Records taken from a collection
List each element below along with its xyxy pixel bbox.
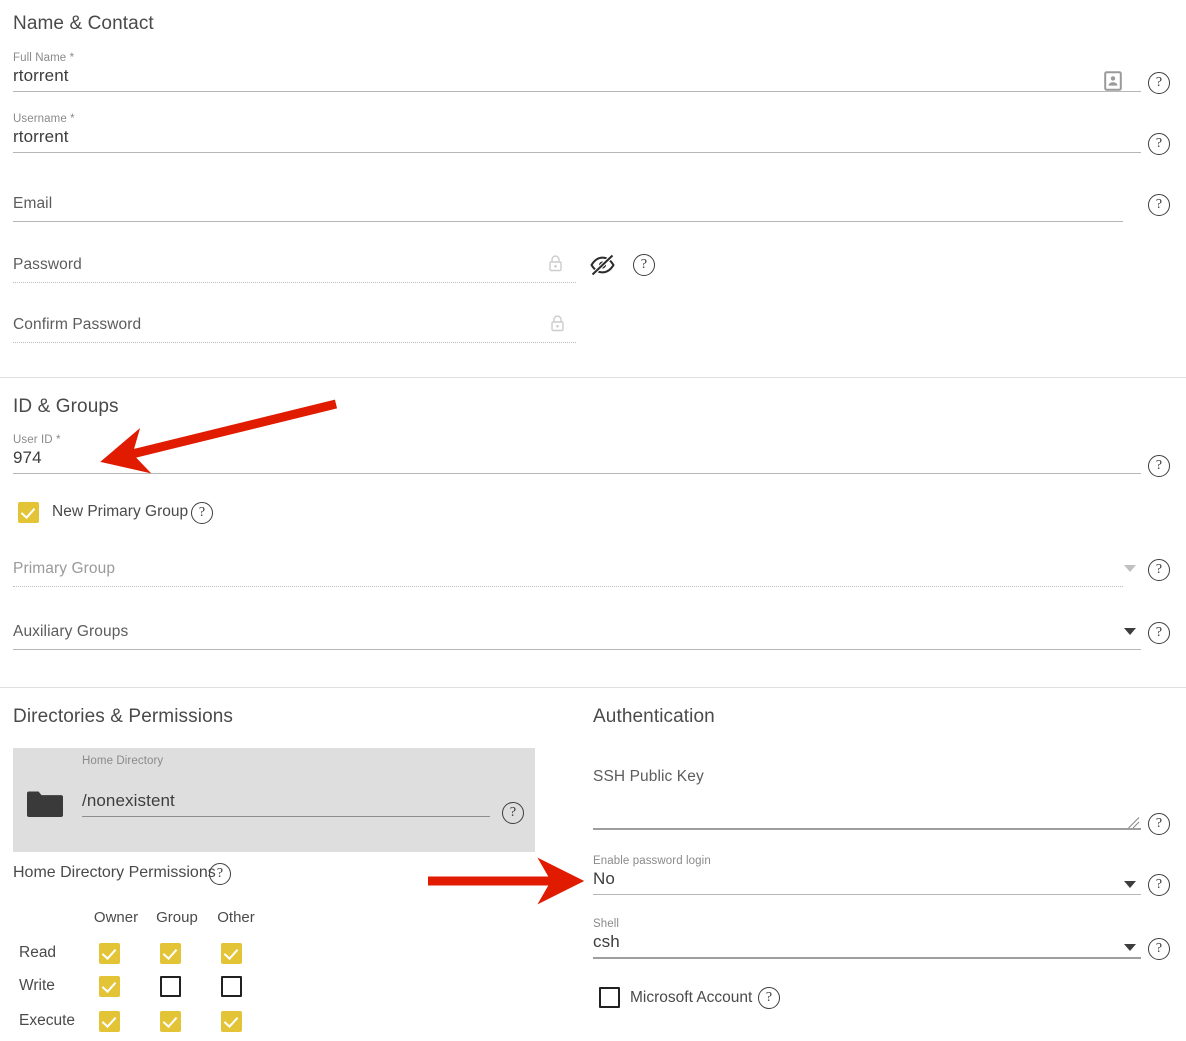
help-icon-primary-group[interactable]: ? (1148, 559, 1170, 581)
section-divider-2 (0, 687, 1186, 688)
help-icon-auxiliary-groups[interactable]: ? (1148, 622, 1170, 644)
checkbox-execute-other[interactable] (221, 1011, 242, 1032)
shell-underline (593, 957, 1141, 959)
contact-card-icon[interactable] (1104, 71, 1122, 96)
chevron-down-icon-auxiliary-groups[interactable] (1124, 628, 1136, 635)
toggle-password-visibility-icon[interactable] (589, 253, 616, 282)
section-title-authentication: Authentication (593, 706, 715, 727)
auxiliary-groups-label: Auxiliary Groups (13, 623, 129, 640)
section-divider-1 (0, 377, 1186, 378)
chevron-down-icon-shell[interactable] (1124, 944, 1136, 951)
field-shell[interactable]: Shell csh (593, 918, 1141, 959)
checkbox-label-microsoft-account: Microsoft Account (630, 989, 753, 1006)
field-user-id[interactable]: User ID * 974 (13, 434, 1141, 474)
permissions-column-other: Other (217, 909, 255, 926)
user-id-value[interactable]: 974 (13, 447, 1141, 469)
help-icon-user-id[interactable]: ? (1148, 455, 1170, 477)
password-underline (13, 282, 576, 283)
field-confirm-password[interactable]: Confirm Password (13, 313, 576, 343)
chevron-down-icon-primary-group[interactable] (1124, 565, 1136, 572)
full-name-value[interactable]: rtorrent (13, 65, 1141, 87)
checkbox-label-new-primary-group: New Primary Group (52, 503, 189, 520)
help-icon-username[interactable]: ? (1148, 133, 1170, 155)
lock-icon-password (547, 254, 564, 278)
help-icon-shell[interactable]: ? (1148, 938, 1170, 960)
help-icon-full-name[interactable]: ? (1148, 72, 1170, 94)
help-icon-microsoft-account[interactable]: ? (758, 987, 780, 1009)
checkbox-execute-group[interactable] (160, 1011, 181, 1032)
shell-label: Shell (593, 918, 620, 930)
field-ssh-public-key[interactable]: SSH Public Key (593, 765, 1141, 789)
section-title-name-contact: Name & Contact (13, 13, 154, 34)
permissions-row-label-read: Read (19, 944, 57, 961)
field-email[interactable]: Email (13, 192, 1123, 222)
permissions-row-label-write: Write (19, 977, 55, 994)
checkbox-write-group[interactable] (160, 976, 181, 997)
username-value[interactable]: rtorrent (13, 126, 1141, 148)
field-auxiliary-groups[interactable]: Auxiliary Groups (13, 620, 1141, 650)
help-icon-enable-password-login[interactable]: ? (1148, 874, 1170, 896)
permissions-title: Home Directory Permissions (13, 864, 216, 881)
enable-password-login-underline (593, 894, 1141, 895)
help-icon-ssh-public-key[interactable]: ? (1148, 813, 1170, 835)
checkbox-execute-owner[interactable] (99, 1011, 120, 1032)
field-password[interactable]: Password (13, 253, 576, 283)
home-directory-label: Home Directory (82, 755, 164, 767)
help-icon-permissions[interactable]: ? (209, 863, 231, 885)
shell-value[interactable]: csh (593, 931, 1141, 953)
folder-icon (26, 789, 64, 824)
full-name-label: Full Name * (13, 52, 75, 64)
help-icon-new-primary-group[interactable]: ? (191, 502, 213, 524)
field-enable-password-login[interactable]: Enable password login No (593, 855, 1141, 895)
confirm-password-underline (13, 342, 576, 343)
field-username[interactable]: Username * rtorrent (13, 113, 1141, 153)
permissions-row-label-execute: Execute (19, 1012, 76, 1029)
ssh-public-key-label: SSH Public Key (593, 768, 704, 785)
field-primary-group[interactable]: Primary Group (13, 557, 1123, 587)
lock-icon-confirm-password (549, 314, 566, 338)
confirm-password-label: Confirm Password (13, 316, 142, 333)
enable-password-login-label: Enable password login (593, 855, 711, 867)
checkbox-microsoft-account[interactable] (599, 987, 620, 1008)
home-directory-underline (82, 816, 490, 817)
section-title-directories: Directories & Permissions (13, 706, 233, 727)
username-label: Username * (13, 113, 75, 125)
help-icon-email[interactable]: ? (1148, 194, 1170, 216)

PROBLEM TO WORK ON:
Repeat all of the lines above exactly, leaving out the pictures.

THE SOLUTION:
List each element below along with its xyxy pixel bbox.
help-icon-primary-group[interactable]: ? (1148, 559, 1170, 581)
section-divider-2 (0, 687, 1186, 688)
help-icon-auxiliary-groups[interactable]: ? (1148, 622, 1170, 644)
checkbox-execute-other[interactable] (221, 1011, 242, 1032)
shell-underline (593, 957, 1141, 959)
contact-card-icon[interactable] (1104, 71, 1122, 96)
chevron-down-icon-auxiliary-groups[interactable] (1124, 628, 1136, 635)
toggle-password-visibility-icon[interactable] (589, 253, 616, 282)
section-title-authentication: Authentication (593, 706, 715, 727)
auxiliary-groups-label: Auxiliary Groups (13, 623, 129, 640)
section-divider-1 (0, 377, 1186, 378)
chevron-down-icon-shell[interactable] (1124, 944, 1136, 951)
field-shell[interactable]: Shell csh (593, 918, 1141, 959)
checkbox-label-microsoft-account: Microsoft Account (630, 989, 753, 1006)
field-user-id[interactable]: User ID * 974 (13, 434, 1141, 474)
permissions-column-other: Other (217, 909, 255, 926)
user-id-value[interactable]: 974 (13, 447, 1141, 469)
help-icon-user-id[interactable]: ? (1148, 455, 1170, 477)
password-underline (13, 282, 576, 283)
field-confirm-password[interactable]: Confirm Password (13, 313, 576, 343)
chevron-down-icon-primary-group[interactable] (1124, 565, 1136, 572)
full-name-value[interactable]: rtorrent (13, 65, 1141, 87)
checkbox-label-new-primary-group: New Primary Group (52, 503, 189, 520)
help-icon-username[interactable]: ? (1148, 133, 1170, 155)
lock-icon-password (547, 254, 564, 278)
help-icon-shell[interactable]: ? (1148, 938, 1170, 960)
help-icon-full-name[interactable]: ? (1148, 72, 1170, 94)
help-icon-microsoft-account[interactable]: ? (758, 987, 780, 1009)
checkbox-execute-group[interactable] (160, 1011, 181, 1032)
shell-label: Shell (593, 918, 620, 930)
field-ssh-public-key[interactable]: SSH Public Key (593, 765, 1141, 789)
section-title-name-contact: Name & Contact (13, 13, 154, 34)
permissions-row-label-read: Read (19, 944, 57, 961)
field-email[interactable]: Email (13, 192, 1123, 222)
permissions-row-label-write: Write (19, 977, 55, 994)
checkbox-write-group[interactable] (160, 976, 181, 997)
username-value[interactable]: rtorrent (13, 126, 1141, 148)
field-auxiliary-groups[interactable]: Auxiliary Groups (13, 620, 1141, 650)
help-icon-enable-password-login[interactable]: ? (1148, 874, 1170, 896)
permissions-title: Home Directory Permissions (13, 864, 216, 881)
enable-password-login-underline (593, 894, 1141, 895)
help-icon-ssh-public-key[interactable]: ? (1148, 813, 1170, 835)
checkbox-execute-owner[interactable] (99, 1011, 120, 1032)
field-password[interactable]: Password (13, 253, 576, 283)
home-directory-label: Home Directory (82, 755, 164, 767)
help-icon-permissions[interactable]: ? (209, 863, 231, 885)
shell-value[interactable]: csh (593, 931, 1141, 953)
folder-icon (26, 789, 64, 824)
full-name-label: Full Name * (13, 52, 75, 64)
help-icon-new-primary-group[interactable]: ? (191, 502, 213, 524)
field-enable-password-login[interactable]: Enable password login No (593, 855, 1141, 895)
confirm-password-underline (13, 342, 576, 343)
field-username[interactable]: Username * rtorrent (13, 113, 1141, 153)
permissions-row-label-execute: Execute (19, 1012, 76, 1029)
ssh-public-key-label: SSH Public Key (593, 768, 704, 785)
field-primary-group[interactable]: Primary Group (13, 557, 1123, 587)
lock-icon-confirm-password (549, 314, 566, 338)
confirm-password-label: Confirm Password (13, 316, 142, 333)
enable-password-login-label: Enable password login (593, 855, 711, 867)
checkbox-microsoft-account[interactable] (599, 987, 620, 1008)
home-directory-underline (82, 816, 490, 817)
section-title-directories: Directories & Permissions (13, 706, 233, 727)
username-label: Username * (13, 113, 75, 125)
help-icon-email[interactable]: ? (1148, 194, 1170, 216)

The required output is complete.